Copy all lines holding the word "esos" from the entries.

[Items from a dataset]

## Start

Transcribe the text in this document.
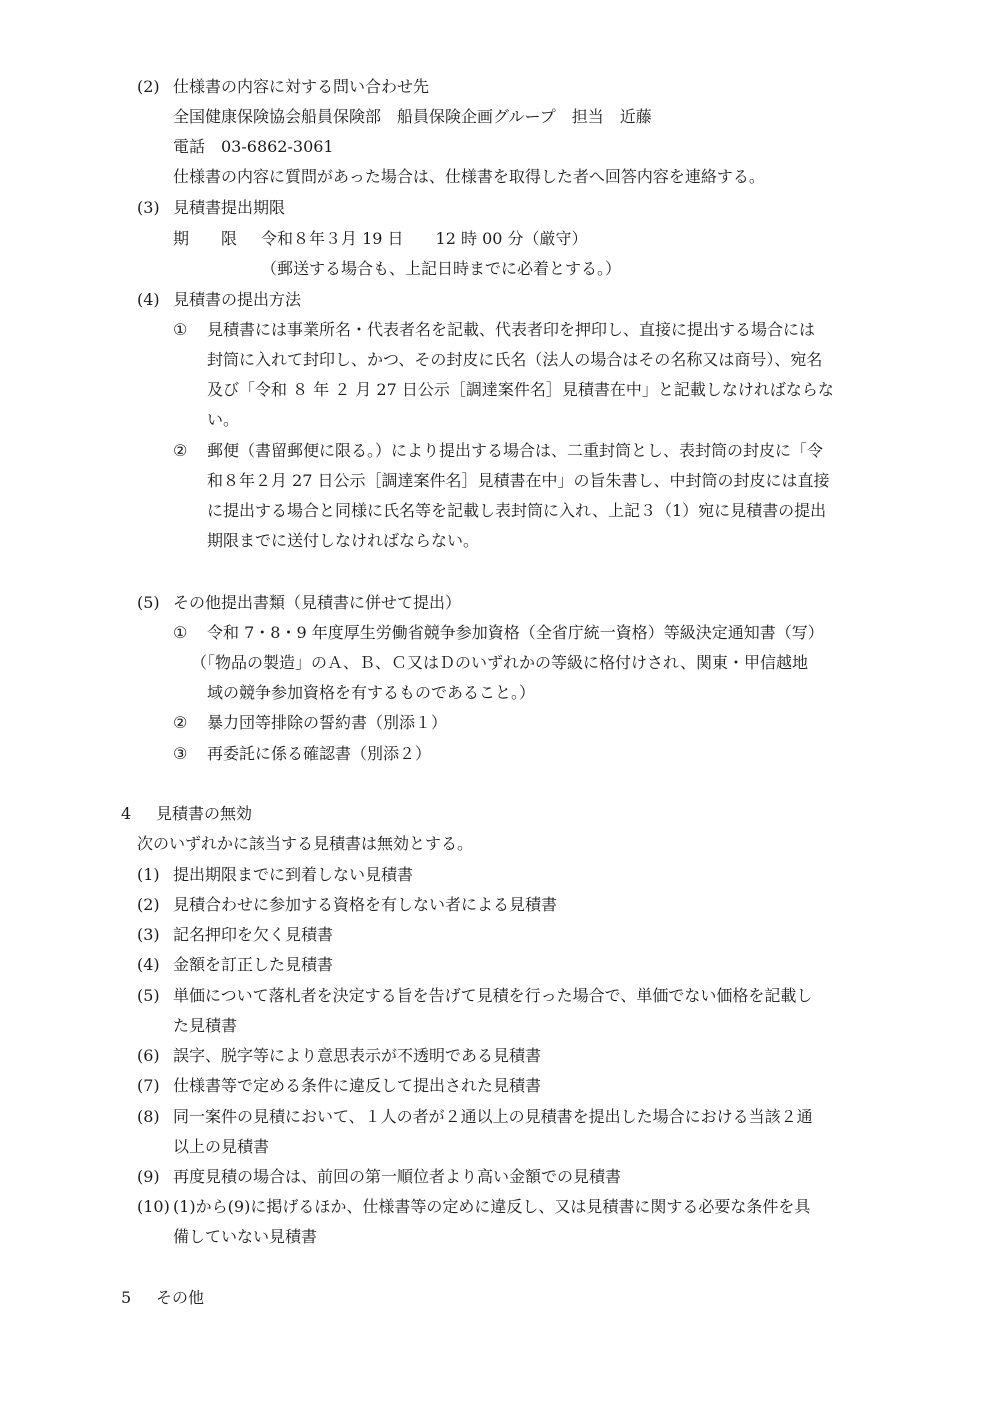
(2) 仕様書の内容に対する問い合わせ先
全国健康保険協会船員保険部　船員保険企画グループ　担当　近藤
電話　03-6862-3061
仕様書の内容に質問があった場合は、仕様書を取得した者へ回答内容を連絡する。
(3) 見積書提出期限
期　　限 令和８年３月 19 日　　12 時 00 分（厳守）
（郵送する場合も、上記日時までに必着とする。）
(4) 見積書の提出方法
① 見積書には事業所名・代表者名を記載、代表者印を押印し、直接に提出する場合には
封筒に入れて封印し、かつ、その封皮に氏名（法人の場合はその名称又は商号）、宛名
及び「令和 ８ 年 ２ 月 27 日公示［調達案件名］見積書在中」と記載しなければならな
い。
② 郵便（書留郵便に限る。）により提出する場合は、二重封筒とし、表封筒の封皮に「令
和８年２月 27 日公示［調達案件名］見積書在中」の旨朱書し、中封筒の封皮には直接
に提出する場合と同様に氏名等を記載し表封筒に入れ、上記３（1）宛に見積書の提出
期限までに送付しなければならない。
(5) その他提出書類（見積書に併せて提出）
① 令和 7・8・9 年度厚生労働省競争参加資格（全省庁統一資格）等級決定通知書（写）
（「物品の製造」のＡ、Ｂ、Ｃ又はＤのいずれかの等級に格付けされ、関東・甲信越地
域の競争参加資格を有するものであること。）
② 暴力団等排除の誓約書（別添１）
③ 再委託に係る確認書（別添２）
4 見積書の無効
次のいずれかに該当する見積書は無効とする。
(1) 提出期限までに到着しない見積書
(2) 見積合わせに参加する資格を有しない者による見積書
(3) 記名押印を欠く見積書
(4) 金額を訂正した見積書
(5) 単価について落札者を決定する旨を告げて見積を行った場合で、単価でない価格を記載し
た見積書
(6) 誤字、脱字等により意思表示が不透明である見積書
(7) 仕様書等で定める条件に違反して提出された見積書
(8) 同一案件の見積において、１人の者が２通以上の見積書を提出した場合における当該２通
以上の見積書
(9) 再度見積の場合は、前回の第一順位者より高い金額での見積書
(10) (1)から(9)に掲げるほか、仕様書等の定めに違反し、又は見積書に関する必要な条件を具
備していない見積書
5 その他
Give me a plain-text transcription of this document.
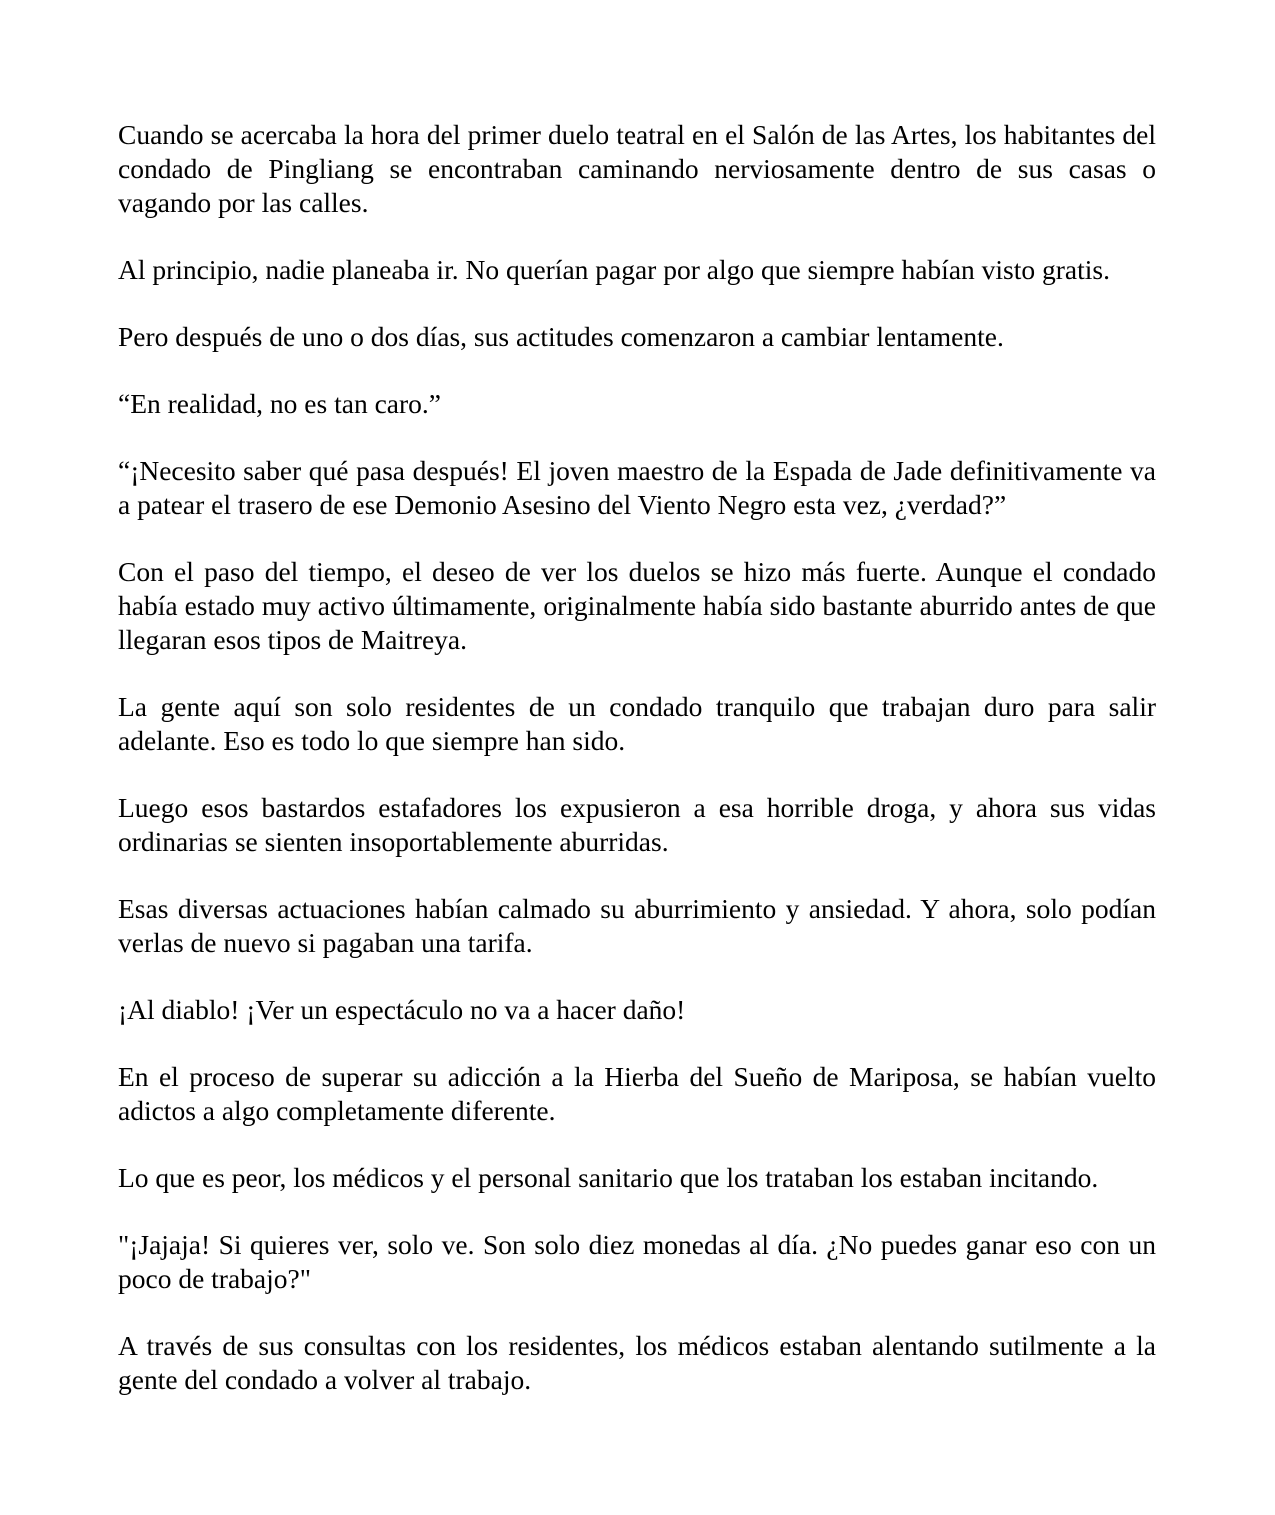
Cuando se acercaba la hora del primer duelo teatral en el Salón de las Artes, los habitantes del condado de Pingliang se encontraban caminando nerviosamente dentro de sus casas o vagando por las calles.

Al principio, nadie planeaba ir. No querían pagar por algo que siempre habían visto gratis.

Pero después de uno o dos días, sus actitudes comenzaron a cambiar lentamente.

“En realidad, no es tan caro.”

“¡Necesito saber qué pasa después! El joven maestro de la Espada de Jade definitivamente va a patear el trasero de ese Demonio Asesino del Viento Negro esta vez, ¿verdad?”

Con el paso del tiempo, el deseo de ver los duelos se hizo más fuerte. Aunque el condado había estado muy activo últimamente, originalmente había sido bastante aburrido antes de que llegaran esos tipos de Maitreya.

La gente aquí son solo residentes de un condado tranquilo que trabajan duro para salir adelante. Eso es todo lo que siempre han sido.

Luego esos bastardos estafadores los expusieron a esa horrible droga, y ahora sus vidas ordinarias se sienten insoportablemente aburridas.

Esas diversas actuaciones habían calmado su aburrimiento y ansiedad. Y ahora, solo podían verlas de nuevo si pagaban una tarifa.

¡Al diablo! ¡Ver un espectáculo no va a hacer daño!

En el proceso de superar su adicción a la Hierba del Sueño de Mariposa, se habían vuelto adictos a algo completamente diferente.

Lo que es peor, los médicos y el personal sanitario que los trataban los estaban incitando.

"¡Jajaja! Si quieres ver, solo ve. Son solo diez monedas al día. ¿No puedes ganar eso con un poco de trabajo?"

A través de sus consultas con los residentes, los médicos estaban alentando sutilmente a la gente del condado a volver al trabajo.
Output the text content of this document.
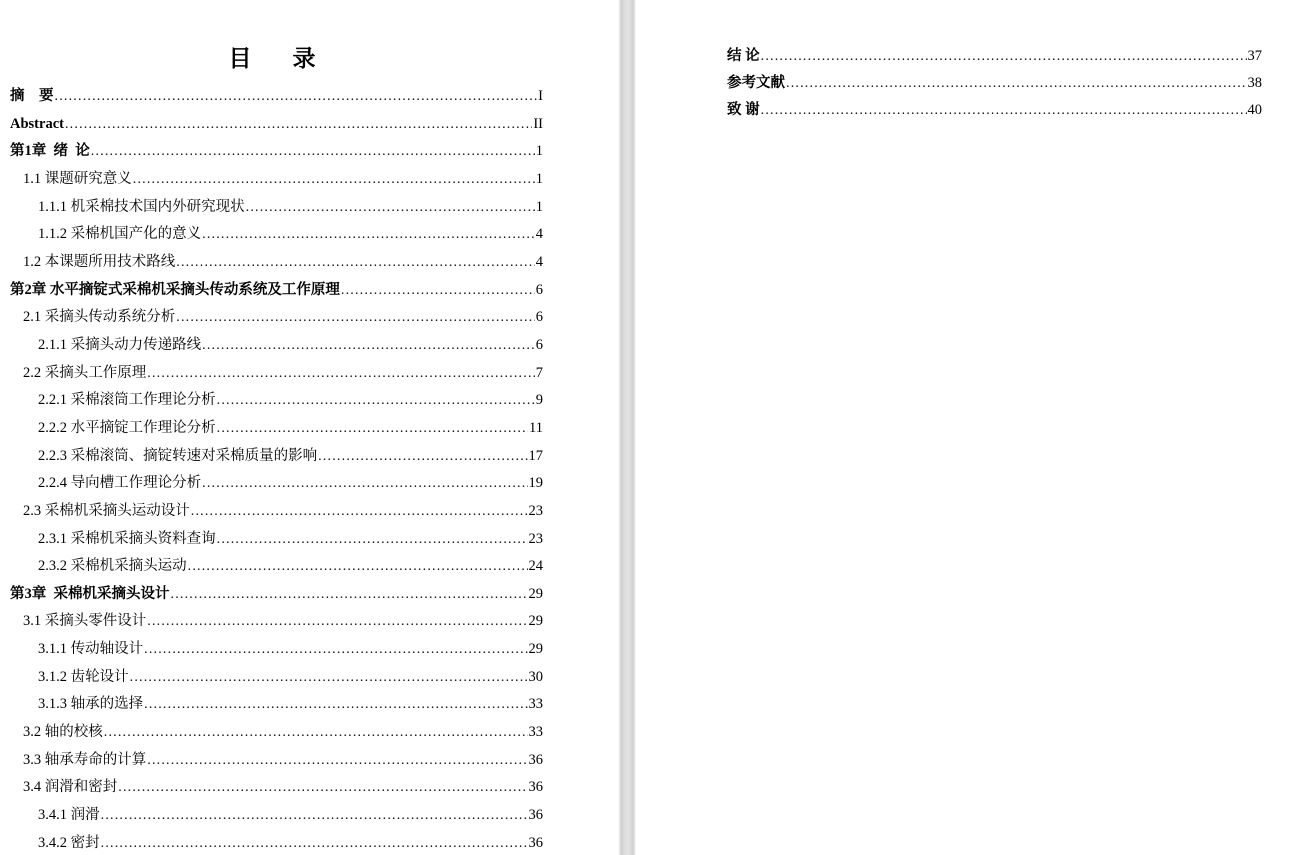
目　录
摘　要 .....	I
Abstract .....	II
第1章  绪  论 .....	1
1.1 课题研究意义 .....	1
1.1.1 机采棉技术国内外研究现状 .....	1
1.1.2 采棉机国产化的意义 .....	4
1.2 本课题所用技术路线 .....	4
第2章 水平摘锭式采棉机采摘头传动系统及工作原理 .....	6
2.1 采摘头传动系统分析 .....	6
2.1.1 采摘头动力传递路线 .....	6
2.2 采摘头工作原理 .....	7
2.2.1 采棉滚筒工作理论分析 .....	9
2.2.2 水平摘锭工作理论分析 .....	11
2.2.3 采棉滚筒、摘锭转速对采棉质量的影响 .....	17
2.2.4 导向槽工作理论分析 .....	19
2.3 采棉机采摘头运动设计 .....	23
2.3.1 采棉机采摘头资料查询 .....	23
2.3.2 采棉机采摘头运动 .....	24
第3章  采棉机采摘头设计 .....	29
3.1 采摘头零件设计 .....	29
3.1.1 传动轴设计 .....	29
3.1.2 齿轮设计 .....	30
3.1.3 轴承的选择 .....	33
3.2 轴的校核 .....	33
3.3 轴承寿命的计算 .....	36
3.4 润滑和密封 .....	36
3.4.1 润滑 .....	36
3.4.2 密封 .....	36
结 论 .....	37
参考文献 .....	38
致 谢 .....	40
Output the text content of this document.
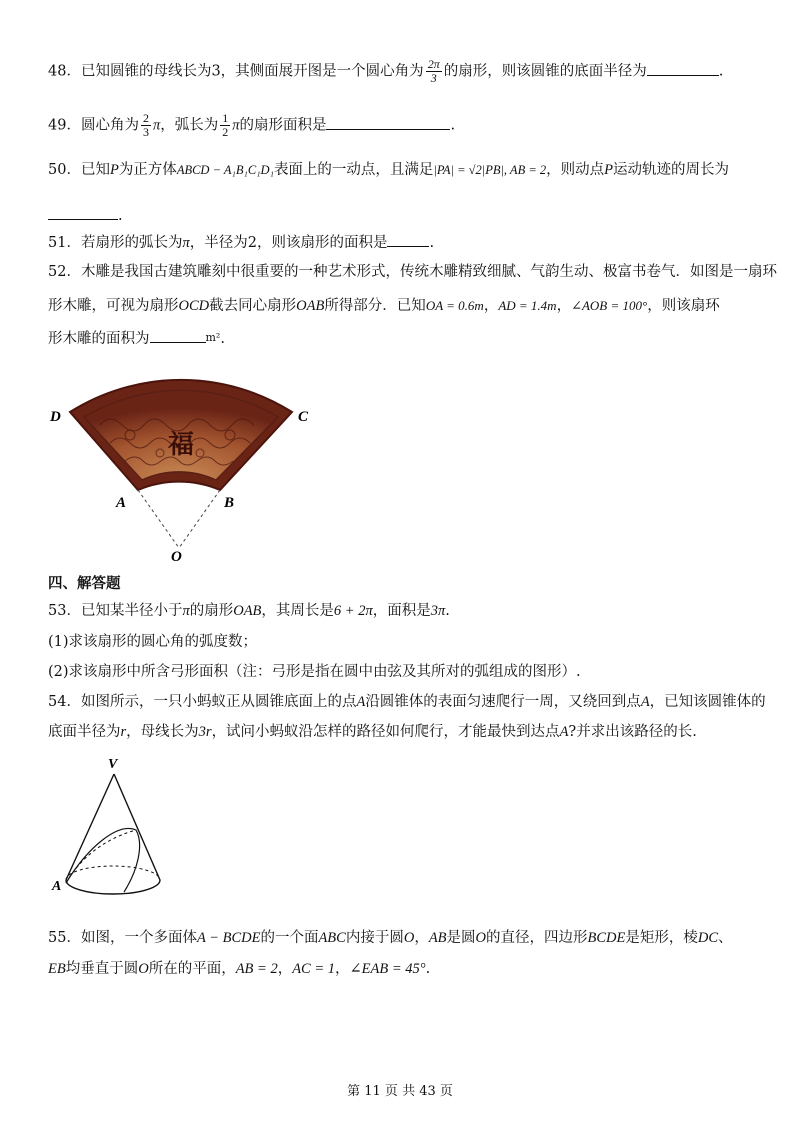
48．已知圆锥的母线长为3，其侧面展开图是一个圆心角为 $\frac{2\pi}{3}$ 的扇形，则该圆锥的底面半径为	.
49．圆心角为 $\frac{2}{3}$ π，弧长为 $\frac{1}{2}$ π的扇形面积是	.
50．已知P为正方体ABCD − A₁B₁C₁D₁表面上的一动点，且满足|PA| = √2|PB|, AB = 2，则动点P运动轨迹的周长为
.
51．若扇形的弧长为π，半径为2，则该扇形的面积是	.
52．木雕是我国古建筑雕刻中很重要的一种艺术形式，传统木雕精致细腻、气韵生动、极富书卷气．如图是一扇环
形木雕，可视为扇形OCD截去同心扇形OAB所得部分．已知OA = 0.6m，AD = 1.4m，∠AOB = 100°，则该扇环
形木雕的面积为	$^{m^2}$.
福
D	C
A	B
O
四、解答题
53．已知某半径小于π的扇形OAB，其周长是6 + 2π，面积是3π.
(1)求该扇形的圆心角的弧度数；
(2)求该扇形中所含弓形面积（注：弓形是指在圆中由弦及其所对的弧组成的图形）.
54．如图所示，一只小蚂蚁正从圆锥底面上的点A沿圆锥体的表面匀速爬行一周，又绕回到点A，已知该圆锥体的
底面半径为r，母线长为3r，试问小蚂蚁沿怎样的路径如何爬行，才能最快到达点A?并求出该路径的长.
V
A
55．如图，一个多面体A − BCDE的一个面ABC内接于圆O，AB是圆O的直径，四边形BCDE是矩形，棱DC、
EB均垂直于圆O所在的平面，AB = 2，AC = 1，∠EAB = 45°.
第 11 页 共 43 页
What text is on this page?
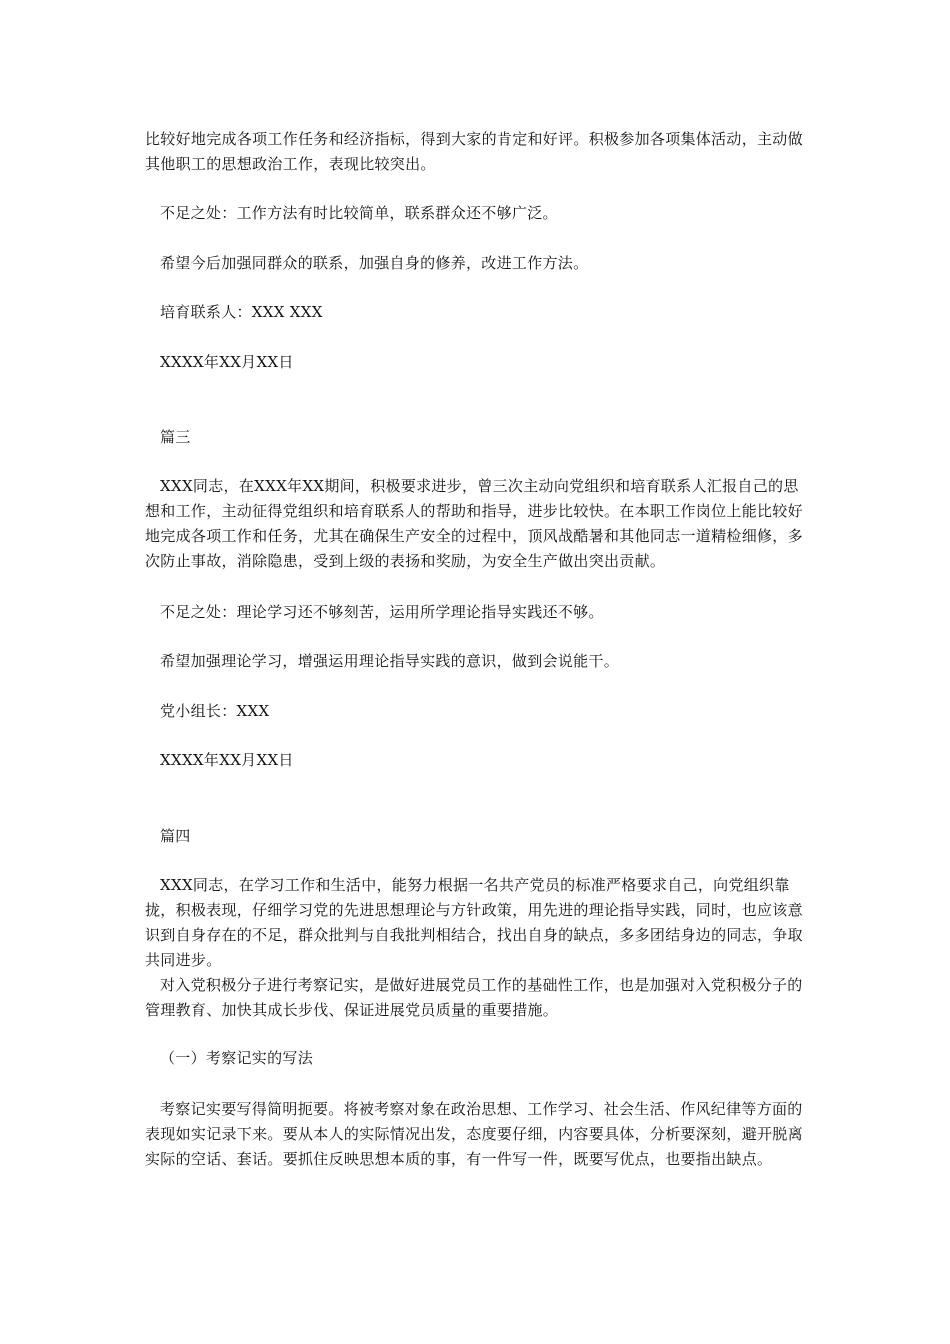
比较好地完成各项工作任务和经济指标，得到大家的肯定和好评。积极参加各项集体活动，主动做其他职工的思想政治工作，表现比较突出。

不足之处：工作方法有时比较简单，联系群众还不够广泛。

希望今后加强同群众的联系，加强自身的修养，改进工作方法。

培育联系人：XXX XXX

XXXX年XX月XX日

篇三

XXX同志，在XXX年XX期间，积极要求进步，曾三次主动向党组织和培育联系人汇报自己的思想和工作，主动征得党组织和培育联系人的帮助和指导，进步比较快。在本职工作岗位上能比较好地完成各项工作和任务，尤其在确保生产安全的过程中，顶风战酷暑和其他同志一道精检细修，多次防止事故，消除隐患，受到上级的表扬和奖励，为安全生产做出突出贡献。

不足之处：理论学习还不够刻苦，运用所学理论指导实践还不够。

希望加强理论学习，增强运用理论指导实践的意识，做到会说能干。

党小组长：XXX

XXXX年XX月XX日

篇四

XXX同志，在学习工作和生活中，能努力根据一名共产党员的标准严格要求自己，向党组织靠拢，积极表现，仔细学习党的先进思想理论与方针政策，用先进的理论指导实践，同时，也应该意识到自身存在的不足，群众批判与自我批判相结合，找出自身的缺点，多多团结身边的同志，争取共同进步。

对入党积极分子进行考察记实，是做好进展党员工作的基础性工作，也是加强对入党积极分子的管理教育、加快其成长步伐、保证进展党员质量的重要措施。

（一）考察记实的写法

考察记实要写得简明扼要。将被考察对象在政治思想、工作学习、社会生活、作风纪律等方面的表现如实记录下来。要从本人的实际情况出发，态度要仔细，内容要具体，分析要深刻，避开脱离实际的空话、套话。要抓住反映思想本质的事，有一件写一件，既要写优点，也要指出缺点。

## End

[FULL RESPONSE]
Con el paso del tiempo, el deseo de ver los duelos se hizo más fuerte. Aunque el condado había estado muy activo últimamente, originalmente había sido bastante aburrido antes de que llegaran esos tipos de Maitreya.
Luego esos bastardos estafadores los expusieron a esa horrible droga, y ahora sus vidas ordinarias se sienten insoportablemente aburridas.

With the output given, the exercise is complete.